** begin DATA SHOWN **

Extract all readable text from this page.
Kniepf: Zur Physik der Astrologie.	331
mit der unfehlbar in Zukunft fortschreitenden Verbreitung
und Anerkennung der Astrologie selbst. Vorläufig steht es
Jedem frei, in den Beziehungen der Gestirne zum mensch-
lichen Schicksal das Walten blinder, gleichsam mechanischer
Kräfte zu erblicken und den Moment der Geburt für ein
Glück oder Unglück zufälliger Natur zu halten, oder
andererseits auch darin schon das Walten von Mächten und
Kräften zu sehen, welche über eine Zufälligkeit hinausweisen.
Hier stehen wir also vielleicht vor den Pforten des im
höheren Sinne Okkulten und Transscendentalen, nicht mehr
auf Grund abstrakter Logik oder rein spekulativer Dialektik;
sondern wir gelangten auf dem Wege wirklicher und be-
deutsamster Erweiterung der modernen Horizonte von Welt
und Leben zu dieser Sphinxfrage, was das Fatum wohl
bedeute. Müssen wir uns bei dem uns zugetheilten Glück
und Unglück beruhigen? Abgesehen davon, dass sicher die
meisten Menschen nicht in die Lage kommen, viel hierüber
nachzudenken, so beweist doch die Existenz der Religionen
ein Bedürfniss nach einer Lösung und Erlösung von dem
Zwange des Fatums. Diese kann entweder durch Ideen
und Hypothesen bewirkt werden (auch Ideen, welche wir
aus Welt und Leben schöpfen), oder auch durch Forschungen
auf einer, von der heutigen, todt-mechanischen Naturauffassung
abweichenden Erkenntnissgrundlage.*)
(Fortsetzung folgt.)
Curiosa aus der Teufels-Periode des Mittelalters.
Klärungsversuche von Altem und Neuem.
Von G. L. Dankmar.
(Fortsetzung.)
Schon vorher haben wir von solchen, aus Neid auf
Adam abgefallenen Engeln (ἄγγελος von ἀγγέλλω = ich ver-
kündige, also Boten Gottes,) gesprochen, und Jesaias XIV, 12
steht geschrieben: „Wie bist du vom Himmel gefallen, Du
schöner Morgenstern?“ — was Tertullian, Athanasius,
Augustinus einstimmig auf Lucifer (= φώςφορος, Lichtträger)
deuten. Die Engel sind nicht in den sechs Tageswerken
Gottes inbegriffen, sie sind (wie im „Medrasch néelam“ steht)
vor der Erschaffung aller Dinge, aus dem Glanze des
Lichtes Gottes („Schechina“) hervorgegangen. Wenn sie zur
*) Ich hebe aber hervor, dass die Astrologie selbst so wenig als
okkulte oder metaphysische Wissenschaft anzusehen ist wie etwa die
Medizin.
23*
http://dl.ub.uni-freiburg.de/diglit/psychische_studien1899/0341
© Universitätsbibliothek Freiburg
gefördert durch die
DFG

** end DATA SHOWN **

■ TO DO: Show the lines from the data above that contain the string "durch".

■ FULL ANSWER:
Zwange des Fatums. Diese kann entweder durch Ideen
aus Welt und Leben schöpfen), oder auch durch Forschungen
gefördert durch die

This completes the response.